Collection entries
╭──

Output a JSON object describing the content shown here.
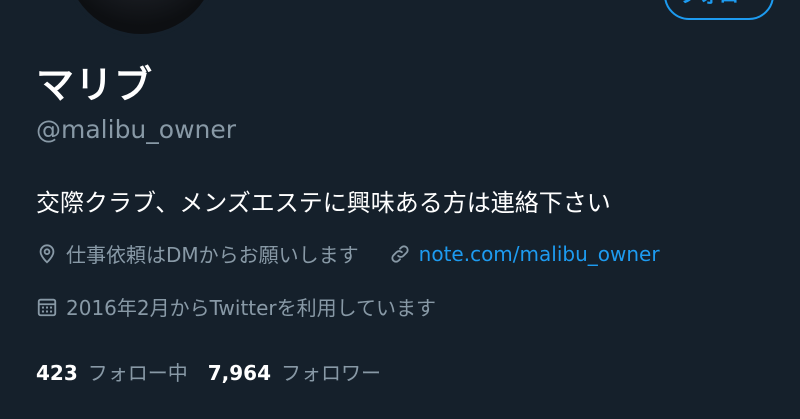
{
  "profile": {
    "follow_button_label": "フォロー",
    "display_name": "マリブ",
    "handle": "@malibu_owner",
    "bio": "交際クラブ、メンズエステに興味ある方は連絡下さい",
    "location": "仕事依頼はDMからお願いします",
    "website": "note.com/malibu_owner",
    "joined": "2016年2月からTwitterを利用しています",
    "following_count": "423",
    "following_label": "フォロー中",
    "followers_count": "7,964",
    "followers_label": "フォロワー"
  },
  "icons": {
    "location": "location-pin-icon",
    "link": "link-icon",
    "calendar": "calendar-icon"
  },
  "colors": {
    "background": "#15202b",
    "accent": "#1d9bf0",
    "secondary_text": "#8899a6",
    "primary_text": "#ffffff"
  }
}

╰──
╭──

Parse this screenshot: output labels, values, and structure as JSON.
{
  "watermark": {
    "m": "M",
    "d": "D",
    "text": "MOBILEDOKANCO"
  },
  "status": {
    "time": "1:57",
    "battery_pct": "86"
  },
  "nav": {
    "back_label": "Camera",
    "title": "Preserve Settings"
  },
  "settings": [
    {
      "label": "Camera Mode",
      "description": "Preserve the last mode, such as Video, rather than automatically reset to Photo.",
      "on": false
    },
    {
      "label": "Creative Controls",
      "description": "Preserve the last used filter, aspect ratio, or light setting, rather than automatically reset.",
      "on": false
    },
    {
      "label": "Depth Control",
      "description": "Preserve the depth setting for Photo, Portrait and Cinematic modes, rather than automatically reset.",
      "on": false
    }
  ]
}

╰──
╭──

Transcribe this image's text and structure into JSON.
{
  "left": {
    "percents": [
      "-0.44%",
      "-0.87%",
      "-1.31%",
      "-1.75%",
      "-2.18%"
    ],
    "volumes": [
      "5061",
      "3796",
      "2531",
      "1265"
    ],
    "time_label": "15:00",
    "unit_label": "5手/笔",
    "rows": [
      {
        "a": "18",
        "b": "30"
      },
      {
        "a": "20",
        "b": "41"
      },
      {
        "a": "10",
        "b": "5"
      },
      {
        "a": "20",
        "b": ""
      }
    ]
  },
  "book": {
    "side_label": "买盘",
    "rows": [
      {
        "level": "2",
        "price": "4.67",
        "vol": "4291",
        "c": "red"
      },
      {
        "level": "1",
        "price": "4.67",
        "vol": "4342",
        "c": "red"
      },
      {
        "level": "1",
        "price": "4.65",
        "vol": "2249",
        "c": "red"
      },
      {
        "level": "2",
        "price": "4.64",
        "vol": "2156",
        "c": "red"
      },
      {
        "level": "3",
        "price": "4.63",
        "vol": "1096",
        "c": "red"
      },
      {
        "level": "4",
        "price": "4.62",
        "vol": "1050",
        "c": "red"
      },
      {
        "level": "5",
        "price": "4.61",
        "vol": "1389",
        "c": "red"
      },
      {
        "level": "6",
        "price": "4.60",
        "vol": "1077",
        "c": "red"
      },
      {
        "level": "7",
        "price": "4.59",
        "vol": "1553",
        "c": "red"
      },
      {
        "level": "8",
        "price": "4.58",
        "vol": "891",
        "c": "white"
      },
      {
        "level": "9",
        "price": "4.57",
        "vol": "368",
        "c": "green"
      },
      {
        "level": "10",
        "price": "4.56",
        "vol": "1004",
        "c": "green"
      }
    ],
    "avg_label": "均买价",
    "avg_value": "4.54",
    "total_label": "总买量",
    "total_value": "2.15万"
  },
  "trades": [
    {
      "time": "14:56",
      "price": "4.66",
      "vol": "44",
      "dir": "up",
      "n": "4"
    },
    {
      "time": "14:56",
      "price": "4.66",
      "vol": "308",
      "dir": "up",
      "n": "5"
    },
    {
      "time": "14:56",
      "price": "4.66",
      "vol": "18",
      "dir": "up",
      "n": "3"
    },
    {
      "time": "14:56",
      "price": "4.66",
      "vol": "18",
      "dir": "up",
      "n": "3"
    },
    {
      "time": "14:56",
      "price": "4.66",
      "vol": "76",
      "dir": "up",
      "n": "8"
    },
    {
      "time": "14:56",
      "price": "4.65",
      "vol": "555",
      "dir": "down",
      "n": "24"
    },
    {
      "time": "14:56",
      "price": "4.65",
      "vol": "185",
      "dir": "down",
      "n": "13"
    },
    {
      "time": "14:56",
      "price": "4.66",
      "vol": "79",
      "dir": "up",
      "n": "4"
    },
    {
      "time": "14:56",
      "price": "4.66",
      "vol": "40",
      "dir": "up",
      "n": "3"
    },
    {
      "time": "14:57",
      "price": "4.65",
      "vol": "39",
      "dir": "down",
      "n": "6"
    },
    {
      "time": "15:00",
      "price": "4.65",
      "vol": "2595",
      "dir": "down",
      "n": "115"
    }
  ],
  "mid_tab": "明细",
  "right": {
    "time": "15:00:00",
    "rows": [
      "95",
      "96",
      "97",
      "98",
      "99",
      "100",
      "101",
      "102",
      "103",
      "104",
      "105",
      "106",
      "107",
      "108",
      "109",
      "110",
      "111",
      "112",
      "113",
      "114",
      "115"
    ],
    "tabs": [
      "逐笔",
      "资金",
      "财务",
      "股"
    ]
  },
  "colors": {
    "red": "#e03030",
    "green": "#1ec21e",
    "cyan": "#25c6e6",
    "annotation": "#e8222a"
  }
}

╰──

● **JOB**:
Check each line above for the string "automatically" and show the ones that have it.

● **CORRECT RESPONSE**:
      "description": "Preserve the last mode, such as Video, rather than automatically reset to Photo.",
      "description": "Preserve the last used filter, aspect ratio, or light setting, rather than automatically reset.",
      "description": "Preserve the depth setting for Photo, Portrait and Cinematic modes, rather than automatically reset.",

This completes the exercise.